Records contained in a dataset
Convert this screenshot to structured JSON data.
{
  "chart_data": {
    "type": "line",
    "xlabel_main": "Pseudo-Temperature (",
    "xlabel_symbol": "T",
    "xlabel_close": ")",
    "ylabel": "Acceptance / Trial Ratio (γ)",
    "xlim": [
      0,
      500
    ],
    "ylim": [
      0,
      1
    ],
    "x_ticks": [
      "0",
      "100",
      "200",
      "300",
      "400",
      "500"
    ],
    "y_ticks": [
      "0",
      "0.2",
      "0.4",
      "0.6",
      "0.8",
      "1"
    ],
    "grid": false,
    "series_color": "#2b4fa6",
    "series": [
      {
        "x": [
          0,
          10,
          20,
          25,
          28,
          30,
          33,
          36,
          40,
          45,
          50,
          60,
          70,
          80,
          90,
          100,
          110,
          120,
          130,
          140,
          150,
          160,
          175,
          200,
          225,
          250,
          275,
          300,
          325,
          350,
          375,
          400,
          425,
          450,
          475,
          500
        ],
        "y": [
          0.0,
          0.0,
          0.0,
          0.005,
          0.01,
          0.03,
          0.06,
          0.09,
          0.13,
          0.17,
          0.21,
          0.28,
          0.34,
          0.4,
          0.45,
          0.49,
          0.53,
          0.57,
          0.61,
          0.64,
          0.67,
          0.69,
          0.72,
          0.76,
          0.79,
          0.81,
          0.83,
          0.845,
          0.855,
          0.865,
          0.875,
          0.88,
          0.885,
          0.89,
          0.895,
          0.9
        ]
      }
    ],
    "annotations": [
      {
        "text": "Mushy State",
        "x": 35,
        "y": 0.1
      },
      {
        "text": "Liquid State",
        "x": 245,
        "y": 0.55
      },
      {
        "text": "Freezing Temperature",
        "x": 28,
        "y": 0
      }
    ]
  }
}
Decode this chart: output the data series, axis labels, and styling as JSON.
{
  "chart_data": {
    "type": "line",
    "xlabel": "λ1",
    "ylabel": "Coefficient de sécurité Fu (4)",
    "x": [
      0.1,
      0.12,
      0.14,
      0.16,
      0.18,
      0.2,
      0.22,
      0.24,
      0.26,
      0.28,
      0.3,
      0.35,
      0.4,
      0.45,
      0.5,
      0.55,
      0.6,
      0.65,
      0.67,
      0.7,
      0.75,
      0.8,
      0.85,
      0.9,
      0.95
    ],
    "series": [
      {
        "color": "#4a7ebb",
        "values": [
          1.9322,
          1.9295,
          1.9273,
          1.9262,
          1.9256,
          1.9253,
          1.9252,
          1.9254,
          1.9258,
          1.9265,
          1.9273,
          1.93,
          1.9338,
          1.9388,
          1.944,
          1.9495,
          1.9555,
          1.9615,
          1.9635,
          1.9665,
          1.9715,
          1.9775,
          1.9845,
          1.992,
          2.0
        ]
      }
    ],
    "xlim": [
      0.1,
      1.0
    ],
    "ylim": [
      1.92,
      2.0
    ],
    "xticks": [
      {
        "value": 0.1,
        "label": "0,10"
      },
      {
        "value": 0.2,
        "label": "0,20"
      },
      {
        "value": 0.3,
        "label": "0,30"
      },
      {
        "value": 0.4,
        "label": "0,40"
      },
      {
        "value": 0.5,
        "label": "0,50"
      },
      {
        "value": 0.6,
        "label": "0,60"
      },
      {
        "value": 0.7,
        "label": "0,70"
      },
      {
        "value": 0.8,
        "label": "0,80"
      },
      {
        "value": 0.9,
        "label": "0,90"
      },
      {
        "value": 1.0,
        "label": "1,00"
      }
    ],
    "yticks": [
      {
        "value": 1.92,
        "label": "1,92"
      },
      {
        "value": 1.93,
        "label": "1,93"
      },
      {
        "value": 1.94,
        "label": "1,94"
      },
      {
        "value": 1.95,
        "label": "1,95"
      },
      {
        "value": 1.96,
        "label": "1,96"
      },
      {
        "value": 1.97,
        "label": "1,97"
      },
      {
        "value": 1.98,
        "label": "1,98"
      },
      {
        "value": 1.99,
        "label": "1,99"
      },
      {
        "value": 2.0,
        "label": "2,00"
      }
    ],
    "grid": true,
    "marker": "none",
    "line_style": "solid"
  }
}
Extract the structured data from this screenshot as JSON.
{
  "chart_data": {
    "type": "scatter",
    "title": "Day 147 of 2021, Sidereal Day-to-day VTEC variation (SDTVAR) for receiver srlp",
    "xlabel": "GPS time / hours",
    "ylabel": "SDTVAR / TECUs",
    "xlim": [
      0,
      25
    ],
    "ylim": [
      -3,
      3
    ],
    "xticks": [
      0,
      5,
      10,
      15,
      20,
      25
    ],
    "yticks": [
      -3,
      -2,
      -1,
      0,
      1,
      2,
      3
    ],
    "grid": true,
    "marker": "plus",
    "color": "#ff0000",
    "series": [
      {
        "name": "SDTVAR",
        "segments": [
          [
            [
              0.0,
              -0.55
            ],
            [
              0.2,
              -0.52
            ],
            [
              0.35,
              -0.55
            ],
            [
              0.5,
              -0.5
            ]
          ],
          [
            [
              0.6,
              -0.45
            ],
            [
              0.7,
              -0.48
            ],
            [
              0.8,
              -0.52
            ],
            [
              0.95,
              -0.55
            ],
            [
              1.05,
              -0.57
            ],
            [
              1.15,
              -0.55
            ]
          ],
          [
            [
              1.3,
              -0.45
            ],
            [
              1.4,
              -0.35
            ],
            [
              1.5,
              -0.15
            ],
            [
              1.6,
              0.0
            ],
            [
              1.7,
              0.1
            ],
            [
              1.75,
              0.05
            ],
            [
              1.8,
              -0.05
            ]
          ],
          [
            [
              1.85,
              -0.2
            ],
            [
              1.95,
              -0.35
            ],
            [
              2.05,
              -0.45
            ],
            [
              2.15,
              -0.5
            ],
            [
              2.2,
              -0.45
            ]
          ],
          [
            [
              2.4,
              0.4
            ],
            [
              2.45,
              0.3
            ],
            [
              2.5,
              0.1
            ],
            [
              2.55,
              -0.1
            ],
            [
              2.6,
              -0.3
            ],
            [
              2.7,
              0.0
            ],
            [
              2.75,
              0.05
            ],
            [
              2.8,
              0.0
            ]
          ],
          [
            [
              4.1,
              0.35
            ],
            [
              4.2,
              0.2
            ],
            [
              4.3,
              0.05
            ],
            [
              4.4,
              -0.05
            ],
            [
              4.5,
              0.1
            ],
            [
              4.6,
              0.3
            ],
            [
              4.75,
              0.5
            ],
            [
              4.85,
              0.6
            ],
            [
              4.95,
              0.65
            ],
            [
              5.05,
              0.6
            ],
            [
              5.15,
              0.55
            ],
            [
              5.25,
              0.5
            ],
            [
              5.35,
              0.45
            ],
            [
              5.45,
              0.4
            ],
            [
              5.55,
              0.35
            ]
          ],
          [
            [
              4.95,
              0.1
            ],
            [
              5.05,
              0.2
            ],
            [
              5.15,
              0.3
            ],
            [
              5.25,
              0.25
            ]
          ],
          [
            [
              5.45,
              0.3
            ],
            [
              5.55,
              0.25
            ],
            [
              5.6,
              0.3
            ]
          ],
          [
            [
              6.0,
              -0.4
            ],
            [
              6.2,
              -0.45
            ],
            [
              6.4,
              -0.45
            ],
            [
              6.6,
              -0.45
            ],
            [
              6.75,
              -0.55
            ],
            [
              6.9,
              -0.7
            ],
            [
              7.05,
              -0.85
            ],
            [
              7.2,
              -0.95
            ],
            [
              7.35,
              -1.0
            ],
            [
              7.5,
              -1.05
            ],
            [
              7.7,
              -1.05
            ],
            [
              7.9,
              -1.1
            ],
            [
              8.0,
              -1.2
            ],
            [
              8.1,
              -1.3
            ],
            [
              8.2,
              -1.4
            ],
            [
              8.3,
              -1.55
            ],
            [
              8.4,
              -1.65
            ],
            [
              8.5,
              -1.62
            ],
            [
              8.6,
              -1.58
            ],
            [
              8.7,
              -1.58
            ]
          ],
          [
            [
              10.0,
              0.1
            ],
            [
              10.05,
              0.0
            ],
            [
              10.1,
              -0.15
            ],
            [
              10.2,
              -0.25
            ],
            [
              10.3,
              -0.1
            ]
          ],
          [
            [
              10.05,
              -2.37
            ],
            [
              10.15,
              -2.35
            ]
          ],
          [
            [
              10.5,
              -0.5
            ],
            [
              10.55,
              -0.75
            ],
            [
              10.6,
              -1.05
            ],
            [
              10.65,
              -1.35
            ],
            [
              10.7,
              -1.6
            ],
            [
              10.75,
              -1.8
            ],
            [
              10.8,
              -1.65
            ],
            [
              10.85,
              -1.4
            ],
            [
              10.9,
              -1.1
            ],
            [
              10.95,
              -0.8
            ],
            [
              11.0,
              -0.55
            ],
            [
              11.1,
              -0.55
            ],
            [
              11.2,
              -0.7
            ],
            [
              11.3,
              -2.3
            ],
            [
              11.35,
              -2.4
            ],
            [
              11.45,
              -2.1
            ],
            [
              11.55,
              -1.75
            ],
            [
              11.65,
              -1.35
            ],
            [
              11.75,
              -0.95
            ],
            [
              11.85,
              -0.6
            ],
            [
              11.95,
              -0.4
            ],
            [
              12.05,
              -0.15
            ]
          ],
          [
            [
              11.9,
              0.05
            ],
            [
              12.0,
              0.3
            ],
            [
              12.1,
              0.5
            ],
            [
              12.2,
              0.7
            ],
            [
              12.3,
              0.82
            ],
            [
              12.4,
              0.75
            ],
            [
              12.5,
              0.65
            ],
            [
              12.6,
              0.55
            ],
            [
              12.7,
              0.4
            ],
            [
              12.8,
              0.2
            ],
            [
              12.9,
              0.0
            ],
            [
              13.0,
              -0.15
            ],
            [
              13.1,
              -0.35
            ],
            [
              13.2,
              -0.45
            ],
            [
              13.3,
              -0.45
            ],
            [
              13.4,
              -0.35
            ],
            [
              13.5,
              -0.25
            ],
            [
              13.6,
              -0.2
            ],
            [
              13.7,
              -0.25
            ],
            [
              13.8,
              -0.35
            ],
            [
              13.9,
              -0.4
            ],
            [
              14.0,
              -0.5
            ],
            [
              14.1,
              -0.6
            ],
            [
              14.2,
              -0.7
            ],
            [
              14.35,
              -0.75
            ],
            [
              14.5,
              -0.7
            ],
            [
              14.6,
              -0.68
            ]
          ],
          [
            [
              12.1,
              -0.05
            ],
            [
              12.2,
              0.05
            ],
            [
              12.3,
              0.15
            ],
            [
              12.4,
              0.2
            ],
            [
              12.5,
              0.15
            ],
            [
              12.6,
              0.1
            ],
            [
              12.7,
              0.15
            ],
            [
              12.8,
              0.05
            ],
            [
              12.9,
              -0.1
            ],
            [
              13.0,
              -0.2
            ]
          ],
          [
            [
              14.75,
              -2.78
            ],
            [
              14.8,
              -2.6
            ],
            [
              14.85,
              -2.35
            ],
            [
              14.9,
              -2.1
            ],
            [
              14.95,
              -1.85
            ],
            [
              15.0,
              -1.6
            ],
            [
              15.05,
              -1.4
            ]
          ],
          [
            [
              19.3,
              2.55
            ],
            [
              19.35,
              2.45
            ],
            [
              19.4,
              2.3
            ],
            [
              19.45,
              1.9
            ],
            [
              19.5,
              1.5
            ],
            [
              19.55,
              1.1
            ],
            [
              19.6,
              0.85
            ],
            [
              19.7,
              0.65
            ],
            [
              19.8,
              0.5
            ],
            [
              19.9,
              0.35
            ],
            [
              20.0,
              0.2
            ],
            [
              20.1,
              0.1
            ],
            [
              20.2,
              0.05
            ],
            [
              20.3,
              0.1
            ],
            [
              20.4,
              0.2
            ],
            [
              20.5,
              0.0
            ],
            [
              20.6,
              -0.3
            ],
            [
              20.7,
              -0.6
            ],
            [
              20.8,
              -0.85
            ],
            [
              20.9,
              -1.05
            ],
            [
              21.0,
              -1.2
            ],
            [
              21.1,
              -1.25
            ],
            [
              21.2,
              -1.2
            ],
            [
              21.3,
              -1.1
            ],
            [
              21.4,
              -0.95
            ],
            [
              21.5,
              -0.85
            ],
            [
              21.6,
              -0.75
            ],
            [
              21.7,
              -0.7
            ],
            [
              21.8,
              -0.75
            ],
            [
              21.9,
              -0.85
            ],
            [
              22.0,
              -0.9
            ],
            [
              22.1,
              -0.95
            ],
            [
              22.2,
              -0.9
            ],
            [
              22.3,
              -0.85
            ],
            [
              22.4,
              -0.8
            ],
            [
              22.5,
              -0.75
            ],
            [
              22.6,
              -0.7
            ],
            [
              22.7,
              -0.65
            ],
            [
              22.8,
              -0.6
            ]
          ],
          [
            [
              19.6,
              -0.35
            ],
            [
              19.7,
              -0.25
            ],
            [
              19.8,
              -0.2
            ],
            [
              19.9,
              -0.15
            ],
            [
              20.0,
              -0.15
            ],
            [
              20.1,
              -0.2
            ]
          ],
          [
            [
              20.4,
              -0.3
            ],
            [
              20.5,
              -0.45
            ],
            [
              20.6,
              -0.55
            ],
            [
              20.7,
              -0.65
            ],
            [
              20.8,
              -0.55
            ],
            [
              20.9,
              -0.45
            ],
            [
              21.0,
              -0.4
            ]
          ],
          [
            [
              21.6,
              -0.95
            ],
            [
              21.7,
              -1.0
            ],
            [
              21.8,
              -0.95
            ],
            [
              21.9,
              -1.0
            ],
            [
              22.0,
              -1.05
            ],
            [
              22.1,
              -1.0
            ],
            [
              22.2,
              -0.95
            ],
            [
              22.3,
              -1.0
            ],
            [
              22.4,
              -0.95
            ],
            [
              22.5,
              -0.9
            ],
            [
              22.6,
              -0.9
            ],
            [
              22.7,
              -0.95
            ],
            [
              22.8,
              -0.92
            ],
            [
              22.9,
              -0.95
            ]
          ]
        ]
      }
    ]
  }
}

=== To do ===
Copy down every line of the entries containing the word "this".

=== In response ===
Convert this screenshot to structured JSON data.
Decode this chart: output the data series, axis labels, and styling as JSON.
Extract the structured data from this screenshot as JSON.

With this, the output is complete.